TWELFTH PARAGRAPH

Wed. April 21, 2004
Categories: Abstract Dynamics

Perhaps the most troubling/ fascinating opposition in Words and Music is that Morley poses between Simon Fuller’s version of Pop and the version of Pop he attributes to Kylie. The opposition just doesn’t convince. I enjoyed Morley’s characterization of Fuller as Agent Smith/ Burroughs’ Death Dwarf, obsessively metastatizing images of himself (and/or his own banal fantasies) across the body of the mediascape. But is Kylie really opposed to 19/ FullerPop? Or did, in fact, Kylie’s passage from soapactress to pop temptress, from theatre school to popstar, pave the way for Fuller’s hegemony? Didn’t Kylie begin to make the Perfoming Arts Popstar acceptable?

20 Responses to “TWELFTH PARAGRAPH”

  1. Stelfox Says:

    sure mark, but kylie’s become something more than fullerpop hasn’t she. she did pass thru it (alvbeit w/ saw) but she’s come out the other side as something a lot more fulsome. she’s like our reverse-madonna (reverse as in she just keeps getting better with age, then again she’s about 10 years younger than madge so this may not be so accurate). in any case, she’s totally come out on the other side, so i can get with morely’s idea here. there’s also a certain blankness about kylie too – how much do we really know about her? this is helpful because it means she can be whatever we want her to be. she’s ripe fore projection. made some fab records, too.

**Exercises to complete:**
1 - Please answer these questions from the blog post:
(a) On what date was it posted?
(b) Whose version of Pop does Morley set against Simon Fuller's?
(c) According to the Stelfox comment, about how many years younger than "madge" is Kylie?
2 - Rewrite the blog post from "Wed. April 21, 2004" up to and including "Arts Popstar acceptable?", swapping "temptress" for "princess".
3 - List every question that appears in the opening paragraph of the blog post, the one by the author before the responses.
The data that comes next has no connection to the blog post.

**Items:**
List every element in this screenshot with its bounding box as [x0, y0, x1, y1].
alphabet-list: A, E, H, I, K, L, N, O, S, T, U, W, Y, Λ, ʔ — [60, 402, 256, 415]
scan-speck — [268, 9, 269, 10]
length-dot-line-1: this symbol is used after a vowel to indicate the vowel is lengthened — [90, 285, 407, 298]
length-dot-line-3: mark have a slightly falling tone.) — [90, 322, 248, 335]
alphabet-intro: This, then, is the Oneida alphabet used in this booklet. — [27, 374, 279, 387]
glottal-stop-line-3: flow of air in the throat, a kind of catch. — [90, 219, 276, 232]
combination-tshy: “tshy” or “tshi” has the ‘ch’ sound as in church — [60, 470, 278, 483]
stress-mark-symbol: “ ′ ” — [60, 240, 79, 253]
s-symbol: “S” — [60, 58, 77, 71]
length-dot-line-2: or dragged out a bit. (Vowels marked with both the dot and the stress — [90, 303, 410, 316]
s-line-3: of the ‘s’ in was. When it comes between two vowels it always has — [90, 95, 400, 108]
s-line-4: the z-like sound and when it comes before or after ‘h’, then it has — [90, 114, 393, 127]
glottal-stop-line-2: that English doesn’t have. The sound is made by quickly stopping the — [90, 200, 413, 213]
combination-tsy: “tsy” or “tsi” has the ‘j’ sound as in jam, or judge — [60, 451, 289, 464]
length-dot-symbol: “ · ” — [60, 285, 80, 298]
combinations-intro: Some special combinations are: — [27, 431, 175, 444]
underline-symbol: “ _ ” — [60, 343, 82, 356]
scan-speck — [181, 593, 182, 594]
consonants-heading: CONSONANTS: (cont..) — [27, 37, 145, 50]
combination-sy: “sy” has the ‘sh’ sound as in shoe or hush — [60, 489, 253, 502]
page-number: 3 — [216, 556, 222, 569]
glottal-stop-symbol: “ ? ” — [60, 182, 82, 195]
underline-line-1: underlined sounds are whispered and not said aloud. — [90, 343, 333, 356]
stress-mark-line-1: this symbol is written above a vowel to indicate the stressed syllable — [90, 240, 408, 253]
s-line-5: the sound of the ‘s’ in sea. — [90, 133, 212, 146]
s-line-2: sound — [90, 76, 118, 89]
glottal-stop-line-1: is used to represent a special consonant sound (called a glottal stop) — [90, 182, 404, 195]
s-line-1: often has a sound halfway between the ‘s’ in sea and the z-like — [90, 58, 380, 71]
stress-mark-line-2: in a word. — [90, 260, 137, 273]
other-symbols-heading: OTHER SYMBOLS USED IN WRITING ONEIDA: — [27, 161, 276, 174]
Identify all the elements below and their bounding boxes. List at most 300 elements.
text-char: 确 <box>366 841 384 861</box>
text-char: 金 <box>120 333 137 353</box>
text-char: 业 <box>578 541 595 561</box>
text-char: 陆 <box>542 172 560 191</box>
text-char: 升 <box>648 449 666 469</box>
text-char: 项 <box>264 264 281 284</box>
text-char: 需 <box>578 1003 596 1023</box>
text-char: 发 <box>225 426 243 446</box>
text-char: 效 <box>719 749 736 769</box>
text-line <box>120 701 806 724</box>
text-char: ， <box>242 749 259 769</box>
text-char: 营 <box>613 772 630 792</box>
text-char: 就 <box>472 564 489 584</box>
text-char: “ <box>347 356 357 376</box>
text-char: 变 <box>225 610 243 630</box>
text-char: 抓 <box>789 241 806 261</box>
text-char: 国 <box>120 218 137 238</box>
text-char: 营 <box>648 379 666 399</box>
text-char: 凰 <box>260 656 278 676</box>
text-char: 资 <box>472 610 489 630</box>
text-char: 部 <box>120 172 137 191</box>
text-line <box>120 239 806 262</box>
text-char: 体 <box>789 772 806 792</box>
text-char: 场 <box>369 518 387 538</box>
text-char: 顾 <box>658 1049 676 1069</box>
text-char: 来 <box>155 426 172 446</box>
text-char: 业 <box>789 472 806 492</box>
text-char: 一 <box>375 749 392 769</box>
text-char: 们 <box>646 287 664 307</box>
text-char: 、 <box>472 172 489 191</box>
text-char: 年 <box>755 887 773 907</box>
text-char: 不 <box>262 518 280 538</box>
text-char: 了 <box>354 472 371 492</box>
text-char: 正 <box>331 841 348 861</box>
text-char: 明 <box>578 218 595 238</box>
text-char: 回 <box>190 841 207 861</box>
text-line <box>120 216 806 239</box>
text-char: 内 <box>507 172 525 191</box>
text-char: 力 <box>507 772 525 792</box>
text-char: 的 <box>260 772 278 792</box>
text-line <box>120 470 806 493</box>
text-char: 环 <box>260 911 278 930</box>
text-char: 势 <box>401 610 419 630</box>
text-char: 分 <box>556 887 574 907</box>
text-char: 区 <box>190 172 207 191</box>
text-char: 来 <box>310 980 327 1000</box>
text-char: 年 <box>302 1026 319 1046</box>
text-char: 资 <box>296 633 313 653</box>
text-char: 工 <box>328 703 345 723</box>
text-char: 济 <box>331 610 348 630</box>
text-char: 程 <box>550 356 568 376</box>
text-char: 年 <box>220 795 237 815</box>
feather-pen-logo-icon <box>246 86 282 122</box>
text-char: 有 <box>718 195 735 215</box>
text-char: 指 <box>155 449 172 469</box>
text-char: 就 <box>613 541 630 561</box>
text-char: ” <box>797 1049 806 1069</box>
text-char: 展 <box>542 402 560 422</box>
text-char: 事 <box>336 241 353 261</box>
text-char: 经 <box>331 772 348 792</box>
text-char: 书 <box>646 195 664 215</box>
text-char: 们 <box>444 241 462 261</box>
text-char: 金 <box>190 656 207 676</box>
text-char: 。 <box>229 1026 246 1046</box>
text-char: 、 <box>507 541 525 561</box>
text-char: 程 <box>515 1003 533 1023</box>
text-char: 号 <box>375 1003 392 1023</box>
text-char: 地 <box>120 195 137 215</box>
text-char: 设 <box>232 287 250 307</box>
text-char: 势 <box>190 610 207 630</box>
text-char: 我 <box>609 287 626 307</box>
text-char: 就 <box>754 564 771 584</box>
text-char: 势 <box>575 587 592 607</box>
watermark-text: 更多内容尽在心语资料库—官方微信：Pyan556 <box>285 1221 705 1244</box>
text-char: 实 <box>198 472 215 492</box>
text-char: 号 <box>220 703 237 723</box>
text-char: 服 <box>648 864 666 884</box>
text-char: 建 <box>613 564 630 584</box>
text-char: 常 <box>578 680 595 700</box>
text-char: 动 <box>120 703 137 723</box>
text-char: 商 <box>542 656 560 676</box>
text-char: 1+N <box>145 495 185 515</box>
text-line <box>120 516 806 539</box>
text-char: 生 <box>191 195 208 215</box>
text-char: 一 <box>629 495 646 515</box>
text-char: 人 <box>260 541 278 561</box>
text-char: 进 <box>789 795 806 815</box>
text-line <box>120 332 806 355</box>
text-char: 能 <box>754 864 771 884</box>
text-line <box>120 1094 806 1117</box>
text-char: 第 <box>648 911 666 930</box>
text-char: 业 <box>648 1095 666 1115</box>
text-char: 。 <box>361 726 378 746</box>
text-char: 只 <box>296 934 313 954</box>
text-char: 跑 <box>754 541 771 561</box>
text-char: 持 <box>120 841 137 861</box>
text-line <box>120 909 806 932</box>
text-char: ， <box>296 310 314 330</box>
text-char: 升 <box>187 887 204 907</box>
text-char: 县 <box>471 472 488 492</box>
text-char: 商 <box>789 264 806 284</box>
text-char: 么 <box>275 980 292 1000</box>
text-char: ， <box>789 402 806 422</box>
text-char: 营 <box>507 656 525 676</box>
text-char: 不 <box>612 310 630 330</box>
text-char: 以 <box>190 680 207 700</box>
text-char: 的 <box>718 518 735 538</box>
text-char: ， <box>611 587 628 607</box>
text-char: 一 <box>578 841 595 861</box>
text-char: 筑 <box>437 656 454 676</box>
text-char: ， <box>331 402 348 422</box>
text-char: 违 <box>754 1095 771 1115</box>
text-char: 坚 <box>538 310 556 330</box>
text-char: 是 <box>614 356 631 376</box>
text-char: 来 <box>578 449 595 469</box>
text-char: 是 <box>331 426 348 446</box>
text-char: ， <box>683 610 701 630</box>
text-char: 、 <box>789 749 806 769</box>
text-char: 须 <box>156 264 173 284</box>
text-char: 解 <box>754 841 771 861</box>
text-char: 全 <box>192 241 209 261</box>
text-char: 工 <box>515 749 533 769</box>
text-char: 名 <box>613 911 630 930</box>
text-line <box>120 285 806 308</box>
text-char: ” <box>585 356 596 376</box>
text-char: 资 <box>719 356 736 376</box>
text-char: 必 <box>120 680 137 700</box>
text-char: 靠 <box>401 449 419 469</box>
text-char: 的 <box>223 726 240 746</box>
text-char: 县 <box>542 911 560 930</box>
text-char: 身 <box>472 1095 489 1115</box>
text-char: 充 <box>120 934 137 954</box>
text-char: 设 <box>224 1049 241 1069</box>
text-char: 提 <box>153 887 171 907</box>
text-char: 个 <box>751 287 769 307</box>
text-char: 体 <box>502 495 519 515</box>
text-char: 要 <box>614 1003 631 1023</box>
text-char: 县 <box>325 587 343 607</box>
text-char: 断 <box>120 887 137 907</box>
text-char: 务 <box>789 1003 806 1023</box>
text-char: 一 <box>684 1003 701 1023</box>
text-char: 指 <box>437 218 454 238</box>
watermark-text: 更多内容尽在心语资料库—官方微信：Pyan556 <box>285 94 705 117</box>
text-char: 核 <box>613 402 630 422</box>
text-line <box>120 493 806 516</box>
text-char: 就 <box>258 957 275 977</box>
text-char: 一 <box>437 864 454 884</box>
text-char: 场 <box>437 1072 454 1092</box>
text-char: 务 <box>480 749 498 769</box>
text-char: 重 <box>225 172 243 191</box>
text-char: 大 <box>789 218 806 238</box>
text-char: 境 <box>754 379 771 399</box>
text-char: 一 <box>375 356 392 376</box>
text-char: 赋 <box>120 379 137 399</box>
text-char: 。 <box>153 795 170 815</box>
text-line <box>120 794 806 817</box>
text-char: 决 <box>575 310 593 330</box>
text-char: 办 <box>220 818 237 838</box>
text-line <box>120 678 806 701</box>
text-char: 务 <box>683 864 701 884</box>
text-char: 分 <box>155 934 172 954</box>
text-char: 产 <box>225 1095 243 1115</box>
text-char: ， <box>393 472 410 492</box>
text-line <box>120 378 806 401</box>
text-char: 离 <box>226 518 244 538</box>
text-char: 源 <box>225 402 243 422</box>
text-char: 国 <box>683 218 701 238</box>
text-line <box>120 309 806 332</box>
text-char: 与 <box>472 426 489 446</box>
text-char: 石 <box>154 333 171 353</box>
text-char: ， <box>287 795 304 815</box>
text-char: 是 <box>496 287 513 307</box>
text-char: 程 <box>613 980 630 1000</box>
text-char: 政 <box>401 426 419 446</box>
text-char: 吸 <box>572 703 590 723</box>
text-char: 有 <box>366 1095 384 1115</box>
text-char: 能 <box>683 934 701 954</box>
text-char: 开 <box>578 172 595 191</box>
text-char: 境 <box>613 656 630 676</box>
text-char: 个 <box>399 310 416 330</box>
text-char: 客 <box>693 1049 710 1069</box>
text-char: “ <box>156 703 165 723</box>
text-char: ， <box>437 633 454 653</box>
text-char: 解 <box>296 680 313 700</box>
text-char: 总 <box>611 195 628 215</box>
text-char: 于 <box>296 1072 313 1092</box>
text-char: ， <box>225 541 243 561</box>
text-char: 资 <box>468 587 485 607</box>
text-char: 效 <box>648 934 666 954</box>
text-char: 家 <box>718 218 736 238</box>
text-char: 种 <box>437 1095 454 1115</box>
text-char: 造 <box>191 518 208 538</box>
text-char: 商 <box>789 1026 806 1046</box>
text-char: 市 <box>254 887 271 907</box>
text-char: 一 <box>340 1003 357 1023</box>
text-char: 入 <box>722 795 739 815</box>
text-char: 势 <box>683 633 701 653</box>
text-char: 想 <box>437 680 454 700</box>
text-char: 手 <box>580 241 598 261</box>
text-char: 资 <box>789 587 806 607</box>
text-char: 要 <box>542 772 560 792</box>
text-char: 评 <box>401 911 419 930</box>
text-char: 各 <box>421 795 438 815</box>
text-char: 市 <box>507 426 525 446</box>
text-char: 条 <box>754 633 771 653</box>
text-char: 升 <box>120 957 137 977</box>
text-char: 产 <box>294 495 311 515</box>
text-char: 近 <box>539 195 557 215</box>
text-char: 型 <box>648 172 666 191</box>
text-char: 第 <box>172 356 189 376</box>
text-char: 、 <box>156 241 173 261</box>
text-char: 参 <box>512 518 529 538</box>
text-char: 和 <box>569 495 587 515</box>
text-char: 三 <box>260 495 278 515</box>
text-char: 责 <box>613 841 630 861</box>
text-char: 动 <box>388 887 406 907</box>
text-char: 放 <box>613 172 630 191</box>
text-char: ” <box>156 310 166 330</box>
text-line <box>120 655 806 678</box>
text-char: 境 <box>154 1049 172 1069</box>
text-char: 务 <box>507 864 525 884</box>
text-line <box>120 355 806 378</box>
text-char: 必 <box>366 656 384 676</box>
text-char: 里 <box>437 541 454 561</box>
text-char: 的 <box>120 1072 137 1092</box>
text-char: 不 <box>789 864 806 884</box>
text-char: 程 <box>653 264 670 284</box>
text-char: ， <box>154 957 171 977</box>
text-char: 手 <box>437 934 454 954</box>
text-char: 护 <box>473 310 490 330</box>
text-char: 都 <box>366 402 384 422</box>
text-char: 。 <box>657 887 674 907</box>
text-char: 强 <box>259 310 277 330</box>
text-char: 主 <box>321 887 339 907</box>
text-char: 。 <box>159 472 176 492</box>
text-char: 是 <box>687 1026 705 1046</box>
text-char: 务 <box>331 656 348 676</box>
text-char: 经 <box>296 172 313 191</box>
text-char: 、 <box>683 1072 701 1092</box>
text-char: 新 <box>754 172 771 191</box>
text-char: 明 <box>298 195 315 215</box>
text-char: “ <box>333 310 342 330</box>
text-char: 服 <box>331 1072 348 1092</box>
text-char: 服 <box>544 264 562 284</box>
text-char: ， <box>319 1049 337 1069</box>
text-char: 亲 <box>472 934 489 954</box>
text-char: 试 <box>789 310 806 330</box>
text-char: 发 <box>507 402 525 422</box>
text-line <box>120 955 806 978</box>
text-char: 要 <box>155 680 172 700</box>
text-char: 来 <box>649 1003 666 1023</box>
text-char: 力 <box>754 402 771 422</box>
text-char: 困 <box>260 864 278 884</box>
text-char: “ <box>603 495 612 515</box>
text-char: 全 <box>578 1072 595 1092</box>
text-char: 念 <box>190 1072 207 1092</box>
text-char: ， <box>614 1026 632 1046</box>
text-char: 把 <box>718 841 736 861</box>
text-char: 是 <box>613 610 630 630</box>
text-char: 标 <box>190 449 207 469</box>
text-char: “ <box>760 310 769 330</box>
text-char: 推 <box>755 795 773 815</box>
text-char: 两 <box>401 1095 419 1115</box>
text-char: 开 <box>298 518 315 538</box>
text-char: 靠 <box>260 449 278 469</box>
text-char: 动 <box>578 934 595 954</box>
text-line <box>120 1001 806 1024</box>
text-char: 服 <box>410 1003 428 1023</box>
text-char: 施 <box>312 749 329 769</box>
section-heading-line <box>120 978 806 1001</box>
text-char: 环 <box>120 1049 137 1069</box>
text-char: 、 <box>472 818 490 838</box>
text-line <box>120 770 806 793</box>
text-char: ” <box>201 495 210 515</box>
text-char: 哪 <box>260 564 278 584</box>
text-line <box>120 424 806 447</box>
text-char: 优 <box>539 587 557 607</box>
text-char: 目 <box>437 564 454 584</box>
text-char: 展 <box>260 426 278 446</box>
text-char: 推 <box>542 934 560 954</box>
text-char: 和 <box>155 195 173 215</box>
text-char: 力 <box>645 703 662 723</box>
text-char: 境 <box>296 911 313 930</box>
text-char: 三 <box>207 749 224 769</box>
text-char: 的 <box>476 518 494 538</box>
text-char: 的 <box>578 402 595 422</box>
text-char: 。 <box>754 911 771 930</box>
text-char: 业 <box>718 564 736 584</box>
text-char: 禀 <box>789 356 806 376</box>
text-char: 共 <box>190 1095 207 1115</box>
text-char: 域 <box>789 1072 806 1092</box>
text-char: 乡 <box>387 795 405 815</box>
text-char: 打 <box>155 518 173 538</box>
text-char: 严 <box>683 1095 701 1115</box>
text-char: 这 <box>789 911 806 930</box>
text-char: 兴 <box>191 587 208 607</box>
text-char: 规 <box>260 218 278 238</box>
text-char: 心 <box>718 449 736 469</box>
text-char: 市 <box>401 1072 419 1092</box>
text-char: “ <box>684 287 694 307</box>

**Task responses:**
1 -
(a) Wed. April 21, 2004
(b) Kylie's
(c) About 10 years

2 -
Wed. April 21, 2004
Categories: Abstract Dynamics

Perhaps the most troubling/ fascinating opposition in Words and Music is that Morley poses between Simon Fuller’s version of Pop and the version of Pop he attributes to Kylie. The opposition just doesn’t convince. I enjoyed Morley’s characterization of Fuller as Agent Smith/ Burroughs’ Death Dwarf, obsessively metastatizing images of himself (and/or his own banal fantasies) across the body of the mediascape. But is Kylie really opposed to 19/ FullerPop? Or did, in fact, Kylie’s passage from soapactress to pop princess, from theatre school to popstar, pave the way for Fuller’s hegemony? Didn’t Kylie begin to make the Perfoming Arts Popstar acceptable?

3 -
- But is Kylie really opposed to 19/ FullerPop?
- Or did, in fact, Kylie's passage from soapactress to pop temptress, from theatre school to popstar, pave the way for Fuller's hegemony?
- Didn't Kylie begin to make the Perfoming Arts Popstar acceptable?